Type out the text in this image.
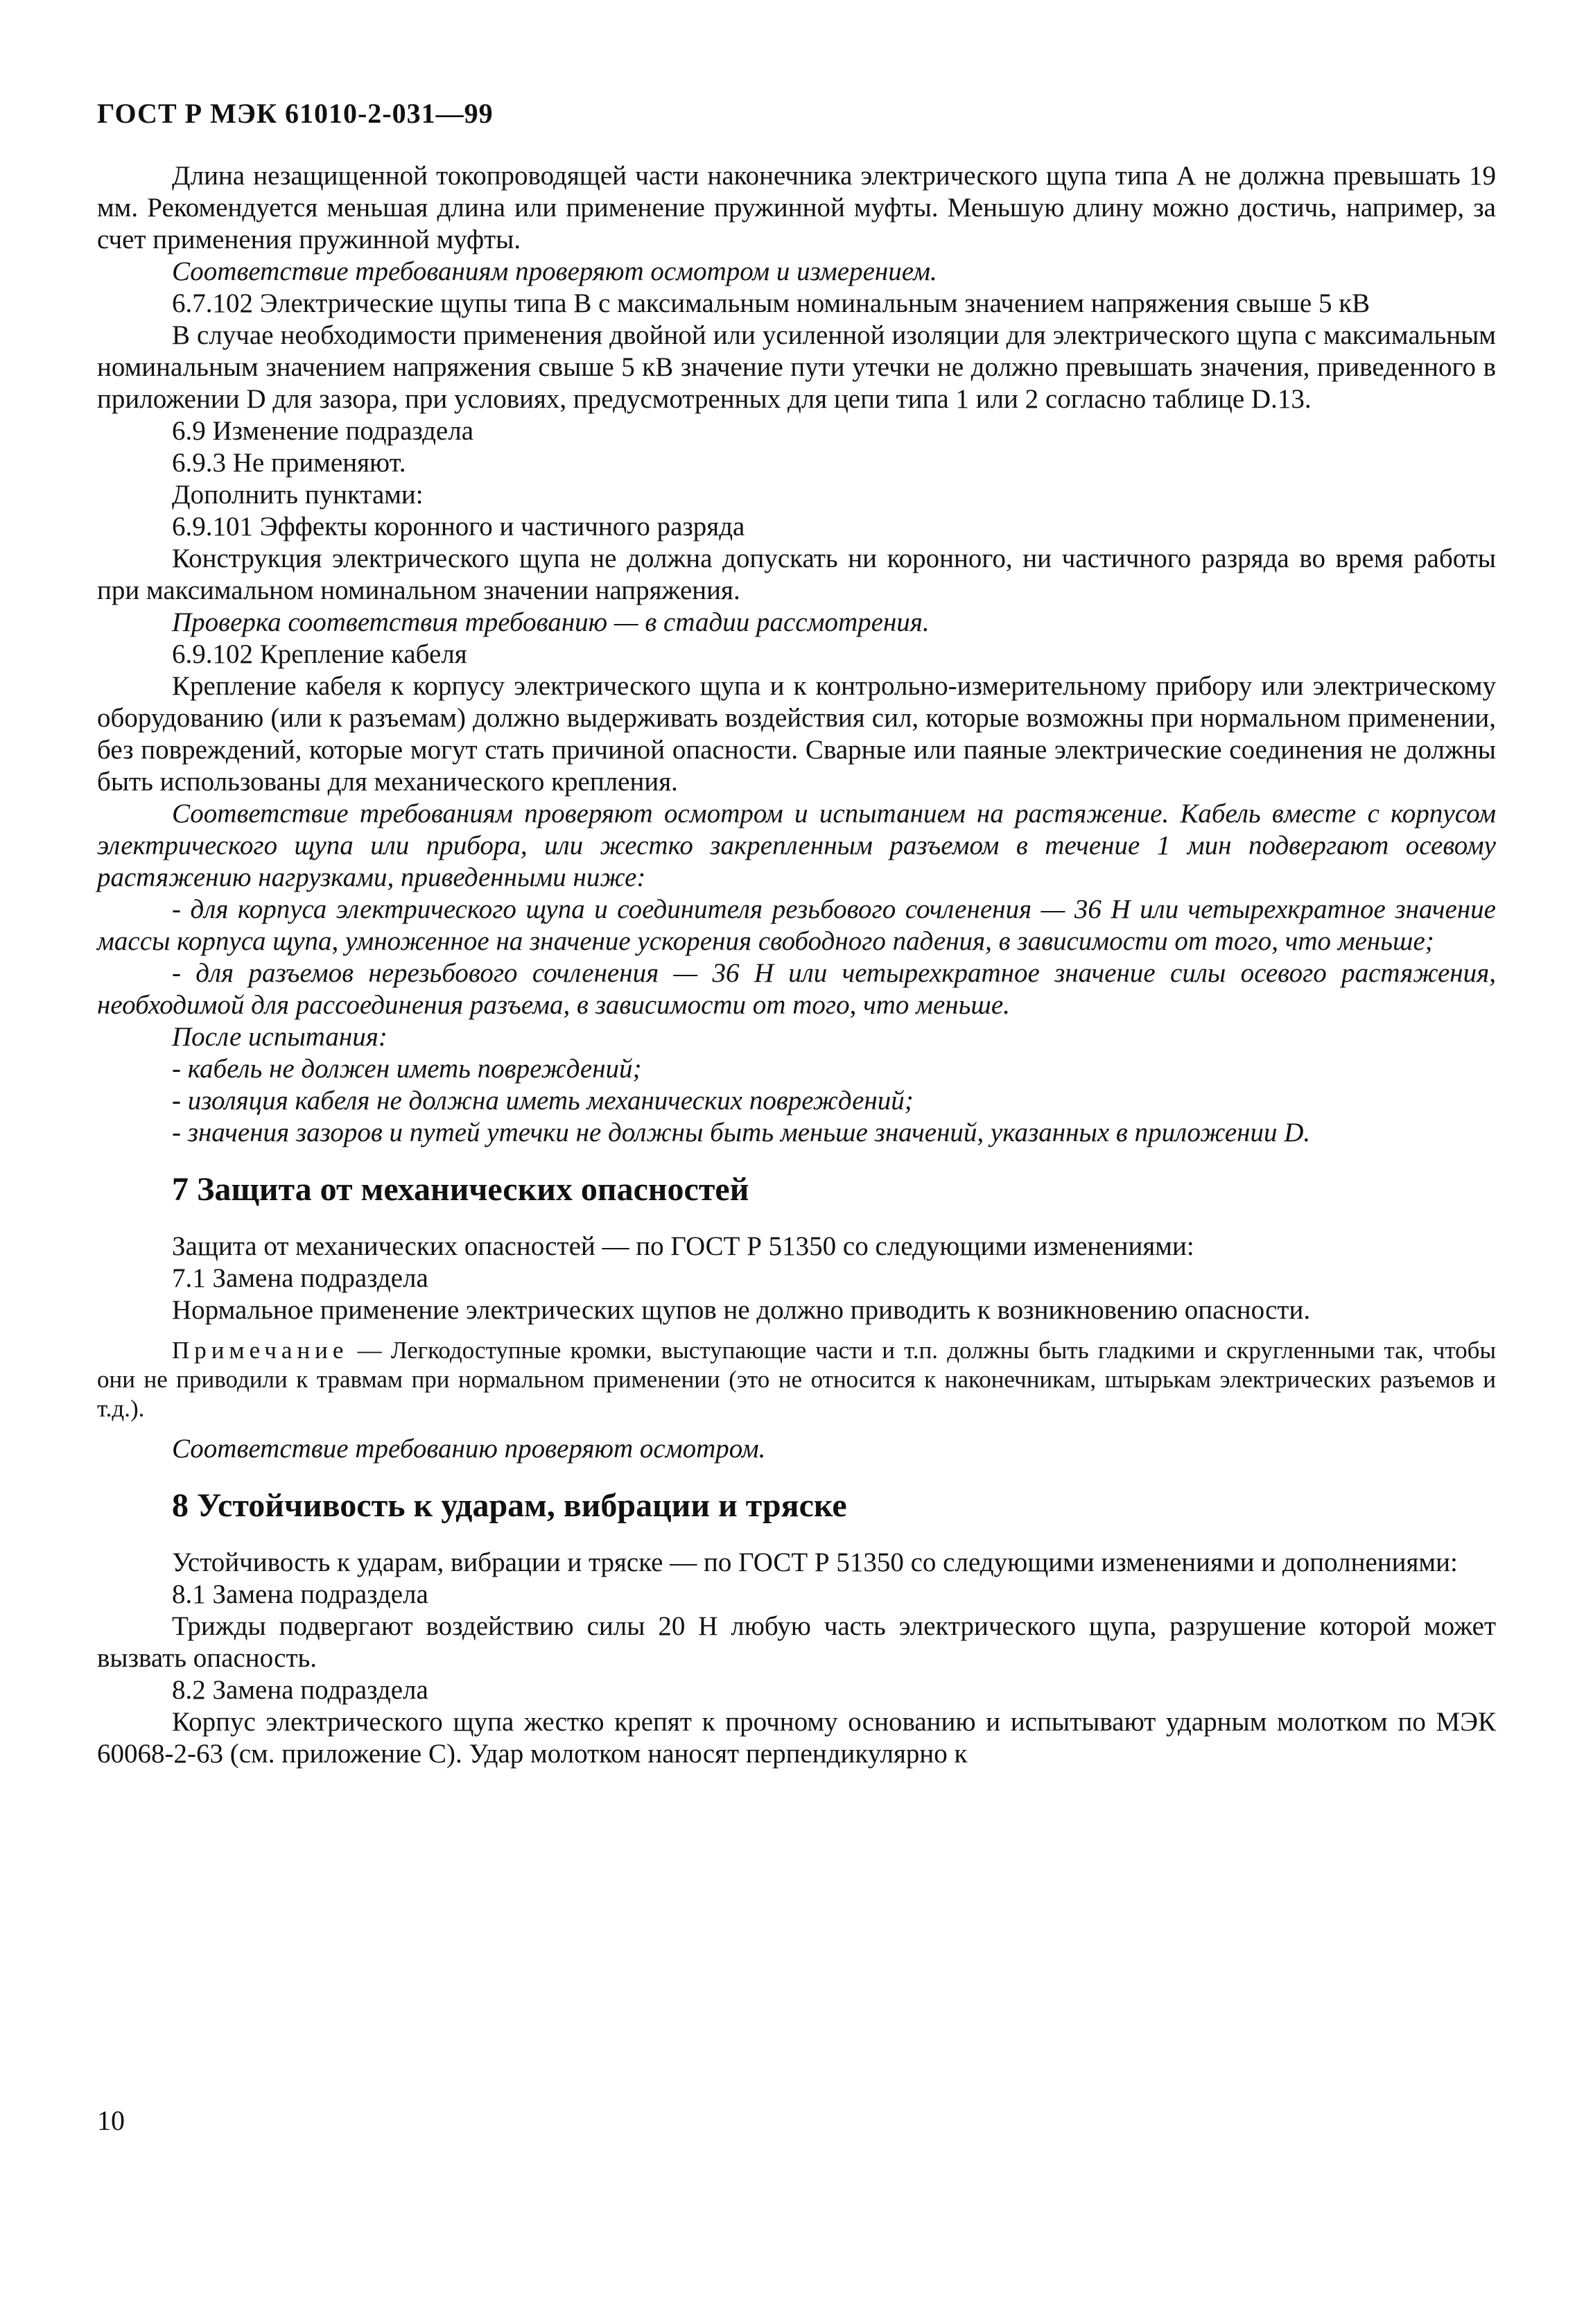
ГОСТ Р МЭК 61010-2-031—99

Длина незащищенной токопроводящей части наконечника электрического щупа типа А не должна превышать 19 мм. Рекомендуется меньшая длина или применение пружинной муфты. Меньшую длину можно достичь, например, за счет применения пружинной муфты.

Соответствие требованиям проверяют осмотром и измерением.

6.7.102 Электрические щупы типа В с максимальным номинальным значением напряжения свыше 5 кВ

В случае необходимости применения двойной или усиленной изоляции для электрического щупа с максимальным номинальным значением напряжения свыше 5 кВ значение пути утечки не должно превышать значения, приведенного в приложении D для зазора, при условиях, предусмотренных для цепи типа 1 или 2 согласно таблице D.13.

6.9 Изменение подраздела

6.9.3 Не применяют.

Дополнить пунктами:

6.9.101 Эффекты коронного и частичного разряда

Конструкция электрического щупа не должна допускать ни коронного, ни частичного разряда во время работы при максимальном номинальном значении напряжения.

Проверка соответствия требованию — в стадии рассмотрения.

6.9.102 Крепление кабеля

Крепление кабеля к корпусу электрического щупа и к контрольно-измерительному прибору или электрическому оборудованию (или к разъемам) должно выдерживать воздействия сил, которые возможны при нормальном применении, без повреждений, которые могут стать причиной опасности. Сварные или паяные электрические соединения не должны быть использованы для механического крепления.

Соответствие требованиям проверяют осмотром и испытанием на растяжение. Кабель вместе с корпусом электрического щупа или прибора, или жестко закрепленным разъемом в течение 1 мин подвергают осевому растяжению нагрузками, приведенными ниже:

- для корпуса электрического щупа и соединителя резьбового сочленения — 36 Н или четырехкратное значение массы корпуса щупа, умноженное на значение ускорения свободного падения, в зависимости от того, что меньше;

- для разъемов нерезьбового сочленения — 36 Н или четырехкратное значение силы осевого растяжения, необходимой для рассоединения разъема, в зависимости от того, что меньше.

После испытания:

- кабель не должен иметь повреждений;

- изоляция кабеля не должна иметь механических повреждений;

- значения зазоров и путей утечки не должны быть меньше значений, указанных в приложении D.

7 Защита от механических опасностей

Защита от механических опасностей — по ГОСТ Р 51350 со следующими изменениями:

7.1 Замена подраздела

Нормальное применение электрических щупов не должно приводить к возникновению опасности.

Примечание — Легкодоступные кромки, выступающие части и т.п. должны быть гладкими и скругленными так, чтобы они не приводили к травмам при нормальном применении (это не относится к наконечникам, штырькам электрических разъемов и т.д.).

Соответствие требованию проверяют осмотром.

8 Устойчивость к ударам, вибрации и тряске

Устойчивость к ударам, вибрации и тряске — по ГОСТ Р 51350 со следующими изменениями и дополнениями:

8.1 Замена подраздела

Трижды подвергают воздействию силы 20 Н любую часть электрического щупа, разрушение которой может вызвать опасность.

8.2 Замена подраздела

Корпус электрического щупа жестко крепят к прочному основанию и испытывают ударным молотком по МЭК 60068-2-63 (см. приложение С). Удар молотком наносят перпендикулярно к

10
········
- **Exercise prompt**:
Copy out all the data without changing anything, and drop the pictures.

- **Task result**:
Type out the text in this image.
ГОСТ Р МЭК 61010-2-031—99

Длина незащищенной токопроводящей части наконечника электрического щупа типа А не должна превышать 19 мм. Рекомендуется меньшая длина или применение пружинной муфты. Меньшую длину можно достичь, например, за счет применения пружинной муфты.

Соответствие требованиям проверяют осмотром и измерением.

6.7.102 Электрические щупы типа В с максимальным номинальным значением напряжения свыше 5 кВ

В случае необходимости применения двойной или усиленной изоляции для электрического щупа с максимальным номинальным значением напряжения свыше 5 кВ значение пути утечки не должно превышать значения, приведенного в приложении D для зазора, при условиях, предусмотренных для цепи типа 1 или 2 согласно таблице D.13.

6.9 Изменение подраздела

6.9.3 Не применяют.

Дополнить пунктами:

6.9.101 Эффекты коронного и частичного разряда

Конструкция электрического щупа не должна допускать ни коронного, ни частичного разряда во время работы при максимальном номинальном значении напряжения.

Проверка соответствия требованию — в стадии рассмотрения.

6.9.102 Крепление кабеля

Крепление кабеля к корпусу электрического щупа и к контрольно-измерительному прибору или электрическому оборудованию (или к разъемам) должно выдерживать воздействия сил, которые возможны при нормальном применении, без повреждений, которые могут стать причиной опасности. Сварные или паяные электрические соединения не должны быть использованы для механического крепления.

Соответствие требованиям проверяют осмотром и испытанием на растяжение. Кабель вместе с корпусом электрического щупа или прибора, или жестко закрепленным разъемом в течение 1 мин подвергают осевому растяжению нагрузками, приведенными ниже:

- для корпуса электрического щупа и соединителя резьбового сочленения — 36 Н или четырехкратное значение массы корпуса щупа, умноженное на значение ускорения свободного падения, в зависимости от того, что меньше;

- для разъемов нерезьбового сочленения — 36 Н или четырехкратное значение силы осевого растяжения, необходимой для рассоединения разъема, в зависимости от того, что меньше.

После испытания:

- кабель не должен иметь повреждений;

- изоляция кабеля не должна иметь механических повреждений;

- значения зазоров и путей утечки не должны быть меньше значений, указанных в приложении D.

7 Защита от механических опасностей

Защита от механических опасностей — по ГОСТ Р 51350 со следующими изменениями:

7.1 Замена подраздела

Нормальное применение электрических щупов не должно приводить к возникновению опасности.

Примечание — Легкодоступные кромки, выступающие части и т.п. должны быть гладкими и скругленными так, чтобы они не приводили к травмам при нормальном применении (это не относится к наконечникам, штырькам электрических разъемов и т.д.).

Соответствие требованию проверяют осмотром.

8 Устойчивость к ударам, вибрации и тряске

Устойчивость к ударам, вибрации и тряске — по ГОСТ Р 51350 со следующими изменениями и дополнениями:

8.1 Замена подраздела

Трижды подвергают воздействию силы 20 Н любую часть электрического щупа, разрушение которой может вызвать опасность.

8.2 Замена подраздела

Корпус электрического щупа жестко крепят к прочному основанию и испытывают ударным молотком по МЭК 60068-2-63 (см. приложение С). Удар молотком наносят перпендикулярно к

10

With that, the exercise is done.